── Text block ──

Every once in a while I talk about a husband and wife team that I reached out to for help.
I don't remember how many sessions I had with the wife psychologist, but enough to give her my history and my thoughts about the different individuals, what I had been doing with my life etc. It was my effort to show her "here is my puzzle, things are not fitting together right now and I am struggling, will you help me?".
I went in one day and the husband sat me down and told me how him and his wife had learned a lot from me and that I was gifted and should consider being a therapist myself.
I felt the same way as that angry boy you talk about. I felt that way again with the doctor of child psychology when she told me that. That one caught me off guard because I did not know what kind of doctor she was. Both times I felt something was "taken" not given. When the husband of the team who was the psychiatrist told me that and then offered me some "valium"? I was just as angry inside as that young man you were that you are discribing.
Yesterday I was not doing well at all, but when I saw your thread, what did come to my mind was that movie. The reason why I like that movie so much is I could relate to the anger that Will had. I could relate to what he meant when he talked about how "if" he was a so called good boy and gave, something would only be taken from him and he felt that it could be bad too, so why bother. Time and again he problem solved with that professor and who was actually "receiving" something? Well, the only thing Will got was a "get out of jail card".
Maybe what that young man needed was someone to actually sit "with" him and agree that it was "bad", maybe even sit with him and talk about some of the "whys" behind the bad too. Maybe he needed someone who could be angry with him and not just tell him
"he was a good person", that really "is" a kind of taking now isn't it?

───

Exercises:
(A) Answer these questions from the post about the therapy team, one line each:
(i) What did the husband say the writer should consider becoming?
(ii) What did the psychiatrist offer the writer?
(iii) According to the post, what was the only thing Will got?
(B) Pick up the post about the therapy team after its final sentence and carry it on in the same voice for a paragraph or two.

── Supplied material ──

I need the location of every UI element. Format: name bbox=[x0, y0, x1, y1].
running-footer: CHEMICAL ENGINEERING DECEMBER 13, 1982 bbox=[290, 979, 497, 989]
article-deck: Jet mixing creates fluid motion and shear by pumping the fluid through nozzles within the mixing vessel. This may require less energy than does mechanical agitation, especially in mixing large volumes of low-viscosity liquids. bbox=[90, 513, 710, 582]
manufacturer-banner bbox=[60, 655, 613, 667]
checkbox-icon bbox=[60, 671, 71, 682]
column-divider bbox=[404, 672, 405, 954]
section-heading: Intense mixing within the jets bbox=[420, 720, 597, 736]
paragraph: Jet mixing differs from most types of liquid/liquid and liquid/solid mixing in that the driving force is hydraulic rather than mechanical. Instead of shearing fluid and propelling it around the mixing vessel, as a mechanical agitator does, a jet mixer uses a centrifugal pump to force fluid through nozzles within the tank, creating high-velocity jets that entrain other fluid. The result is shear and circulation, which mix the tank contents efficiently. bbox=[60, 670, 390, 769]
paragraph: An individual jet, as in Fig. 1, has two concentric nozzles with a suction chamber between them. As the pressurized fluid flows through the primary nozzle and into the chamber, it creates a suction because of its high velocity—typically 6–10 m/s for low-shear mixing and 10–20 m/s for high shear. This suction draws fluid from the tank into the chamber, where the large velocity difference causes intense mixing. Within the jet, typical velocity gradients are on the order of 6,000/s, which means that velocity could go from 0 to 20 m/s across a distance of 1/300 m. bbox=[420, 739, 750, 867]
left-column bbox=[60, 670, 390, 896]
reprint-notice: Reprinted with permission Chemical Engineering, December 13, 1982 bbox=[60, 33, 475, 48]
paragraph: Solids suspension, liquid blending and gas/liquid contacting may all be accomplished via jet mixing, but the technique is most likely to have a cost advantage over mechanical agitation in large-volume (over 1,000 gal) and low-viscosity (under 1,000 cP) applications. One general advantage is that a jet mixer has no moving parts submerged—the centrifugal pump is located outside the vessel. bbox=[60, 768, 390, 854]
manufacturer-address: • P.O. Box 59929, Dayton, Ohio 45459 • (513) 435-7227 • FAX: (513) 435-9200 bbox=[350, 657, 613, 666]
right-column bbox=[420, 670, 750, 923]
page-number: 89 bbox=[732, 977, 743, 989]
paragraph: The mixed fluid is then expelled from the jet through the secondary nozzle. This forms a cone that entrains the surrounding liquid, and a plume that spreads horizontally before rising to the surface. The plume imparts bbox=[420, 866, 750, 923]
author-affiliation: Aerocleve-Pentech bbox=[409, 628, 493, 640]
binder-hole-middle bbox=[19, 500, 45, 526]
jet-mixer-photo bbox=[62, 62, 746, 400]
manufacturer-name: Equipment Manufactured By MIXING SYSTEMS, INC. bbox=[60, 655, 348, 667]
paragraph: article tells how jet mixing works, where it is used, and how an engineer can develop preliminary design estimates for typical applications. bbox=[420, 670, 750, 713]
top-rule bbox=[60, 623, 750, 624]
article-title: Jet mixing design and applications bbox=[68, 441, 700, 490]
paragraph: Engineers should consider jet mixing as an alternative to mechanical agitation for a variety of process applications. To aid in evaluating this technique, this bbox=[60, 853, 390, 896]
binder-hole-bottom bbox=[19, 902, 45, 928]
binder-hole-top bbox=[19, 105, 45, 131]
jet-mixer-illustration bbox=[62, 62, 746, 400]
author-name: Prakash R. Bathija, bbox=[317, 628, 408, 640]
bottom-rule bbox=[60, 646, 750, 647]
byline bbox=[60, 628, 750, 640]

───

Answers:
(A)
(i) A therapist.
(ii) Some "valium."
(iii) A "get out of jail card."

(B)
What I did not like about the "therapists" that I reached out to is how they were "judging" and labeling and it was not about "me", instead it was about themselves. What made me so angry about that Dr. of Child psychology is from the moment she stepped out of her nice car and I was in her presence, yes, I stood down and gave her the power because I could tell her presence was "all about her". Yes, she wanted that child to listen to her, listen to her and finally when the child was not giving her what she had wanted she relented and gave the situation over to me, so I stopped everything and made it "all about the child". Oh, now I am some kind of "gifted"? Should I actually feel good about that? Well, after she left there was a big part of me that felt like that young man you were that was "angry". I think too that part of that anger or maybe a lot of it went all the way back to watching my older brother constantly punished (abused really),
because of how so many needed him to accomodate "them" and how much he needed it to be "about him" instead. I was the only one that spent any time with him and let him show me how "he" could play nice and behave and be "ok". The only reason why he hurt me is because he was hurt, and I saw that, and it was horrible.
I don't think that young man was bad, as experiencing anger like that myself, I can see that he just needed something more significant than "you are a good person". When one shares something that is very hard to share like that, maybe what is needed more is to have a therapist "sit with them" in that experience rather then just "not really hear it" and offer up "you are a good person". I think that young man did bad things so this therapist "would feel it" like he needed her to?